[BEGIN]

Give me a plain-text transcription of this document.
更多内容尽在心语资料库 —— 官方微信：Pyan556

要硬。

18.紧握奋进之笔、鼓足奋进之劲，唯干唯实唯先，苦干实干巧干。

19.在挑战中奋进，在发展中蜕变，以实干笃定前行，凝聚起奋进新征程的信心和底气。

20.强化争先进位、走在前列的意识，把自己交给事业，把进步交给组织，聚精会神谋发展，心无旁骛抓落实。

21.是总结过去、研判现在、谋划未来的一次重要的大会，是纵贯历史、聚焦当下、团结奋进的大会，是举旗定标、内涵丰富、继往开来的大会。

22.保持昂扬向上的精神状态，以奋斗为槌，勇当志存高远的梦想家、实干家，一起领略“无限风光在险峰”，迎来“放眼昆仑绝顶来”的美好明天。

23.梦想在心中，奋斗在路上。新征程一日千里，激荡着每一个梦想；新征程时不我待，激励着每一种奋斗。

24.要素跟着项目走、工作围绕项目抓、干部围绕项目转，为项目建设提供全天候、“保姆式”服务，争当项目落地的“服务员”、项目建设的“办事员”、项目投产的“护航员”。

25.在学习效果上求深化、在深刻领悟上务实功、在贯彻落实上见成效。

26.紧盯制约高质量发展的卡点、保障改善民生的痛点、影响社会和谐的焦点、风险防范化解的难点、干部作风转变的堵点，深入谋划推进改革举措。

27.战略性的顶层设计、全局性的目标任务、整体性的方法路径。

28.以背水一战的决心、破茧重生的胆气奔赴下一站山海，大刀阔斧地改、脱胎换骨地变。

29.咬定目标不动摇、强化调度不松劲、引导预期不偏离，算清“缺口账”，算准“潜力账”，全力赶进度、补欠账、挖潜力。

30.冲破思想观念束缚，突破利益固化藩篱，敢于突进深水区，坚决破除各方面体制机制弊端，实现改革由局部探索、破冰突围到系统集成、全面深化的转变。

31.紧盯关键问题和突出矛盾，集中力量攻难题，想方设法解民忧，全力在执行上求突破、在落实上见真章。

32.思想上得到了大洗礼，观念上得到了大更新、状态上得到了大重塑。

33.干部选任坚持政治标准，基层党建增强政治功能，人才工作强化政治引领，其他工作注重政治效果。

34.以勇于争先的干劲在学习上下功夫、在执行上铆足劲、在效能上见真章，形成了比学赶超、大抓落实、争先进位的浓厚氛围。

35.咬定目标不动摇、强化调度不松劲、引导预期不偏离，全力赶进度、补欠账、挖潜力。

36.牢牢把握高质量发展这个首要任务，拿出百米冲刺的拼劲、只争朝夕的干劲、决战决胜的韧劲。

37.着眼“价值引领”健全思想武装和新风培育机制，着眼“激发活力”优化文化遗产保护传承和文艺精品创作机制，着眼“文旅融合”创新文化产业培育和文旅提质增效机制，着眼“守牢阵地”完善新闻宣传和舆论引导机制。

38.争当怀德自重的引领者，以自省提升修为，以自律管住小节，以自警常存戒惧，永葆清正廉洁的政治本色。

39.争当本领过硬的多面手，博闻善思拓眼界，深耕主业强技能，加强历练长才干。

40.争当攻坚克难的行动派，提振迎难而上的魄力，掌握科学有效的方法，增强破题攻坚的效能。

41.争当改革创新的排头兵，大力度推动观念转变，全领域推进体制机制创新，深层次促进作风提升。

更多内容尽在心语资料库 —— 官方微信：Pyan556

[END]

Extract the whole listing, character for character.

Give me a plain-text transcription of this document.
更多内容尽在心语资料库 —— 官方微信：Pyan556

要硬。

18.紧握奋进之笔、鼓足奋进之劲，唯干唯实唯先，苦干实干巧干。

19.在挑战中奋进，在发展中蜕变，以实干笃定前行，凝聚起奋进新征程的信心和底气。

20.强化争先进位、走在前列的意识，把自己交给事业，把进步交给组织，聚精会神谋发展，心无旁骛抓落实。

21.是总结过去、研判现在、谋划未来的一次重要的大会，是纵贯历史、聚焦当下、团结奋进的大会，是举旗定标、内涵丰富、继往开来的大会。

22.保持昂扬向上的精神状态，以奋斗为槌，勇当志存高远的梦想家、实干家，一起领略“无限风光在险峰”，迎来“放眼昆仑绝顶来”的美好明天。

23.梦想在心中，奋斗在路上。新征程一日千里，激荡着每一个梦想；新征程时不我待，激励着每一种奋斗。

24.要素跟着项目走、工作围绕项目抓、干部围绕项目转，为项目建设提供全天候、“保姆式”服务，争当项目落地的“服务员”、项目建设的“办事员”、项目投产的“护航员”。

25.在学习效果上求深化、在深刻领悟上务实功、在贯彻落实上见成效。

26.紧盯制约高质量发展的卡点、保障改善民生的痛点、影响社会和谐的焦点、风险防范化解的难点、干部作风转变的堵点，深入谋划推进改革举措。

27.战略性的顶层设计、全局性的目标任务、整体性的方法路径。

28.以背水一战的决心、破茧重生的胆气奔赴下一站山海，大刀阔斧地改、脱胎换骨地变。

29.咬定目标不动摇、强化调度不松劲、引导预期不偏离，算清“缺口账”，算准“潜力账”，全力赶进度、补欠账、挖潜力。

30.冲破思想观念束缚，突破利益固化藩篱，敢于突进深水区，坚决破除各方面体制机制弊端，实现改革由局部探索、破冰突围到系统集成、全面深化的转变。

31.紧盯关键问题和突出矛盾，集中力量攻难题，想方设法解民忧，全力在执行上求突破、在落实上见真章。

32.思想上得到了大洗礼，观念上得到了大更新、状态上得到了大重塑。

33.干部选任坚持政治标准，基层党建增强政治功能，人才工作强化政治引领，其他工作注重政治效果。

34.以勇于争先的干劲在学习上下功夫、在执行上铆足劲、在效能上见真章，形成了比学赶超、大抓落实、争先进位的浓厚氛围。

35.咬定目标不动摇、强化调度不松劲、引导预期不偏离，全力赶进度、补欠账、挖潜力。

36.牢牢把握高质量发展这个首要任务，拿出百米冲刺的拼劲、只争朝夕的干劲、决战决胜的韧劲。

37.着眼“价值引领”健全思想武装和新风培育机制，着眼“激发活力”优化文化遗产保护传承和文艺精品创作机制，着眼“文旅融合”创新文化产业培育和文旅提质增效机制，着眼“守牢阵地”完善新闻宣传和舆论引导机制。

38.争当怀德自重的引领者，以自省提升修为，以自律管住小节，以自警常存戒惧，永葆清正廉洁的政治本色。

39.争当本领过硬的多面手，博闻善思拓眼界，深耕主业强技能，加强历练长才干。

40.争当攻坚克难的行动派，提振迎难而上的魄力，掌握科学有效的方法，增强破题攻坚的效能。

41.争当改革创新的排头兵，大力度推动观念转变，全领域推进体制机制创新，深层次促进作风提升。

更多内容尽在心语资料库 —— 官方微信：Pyan556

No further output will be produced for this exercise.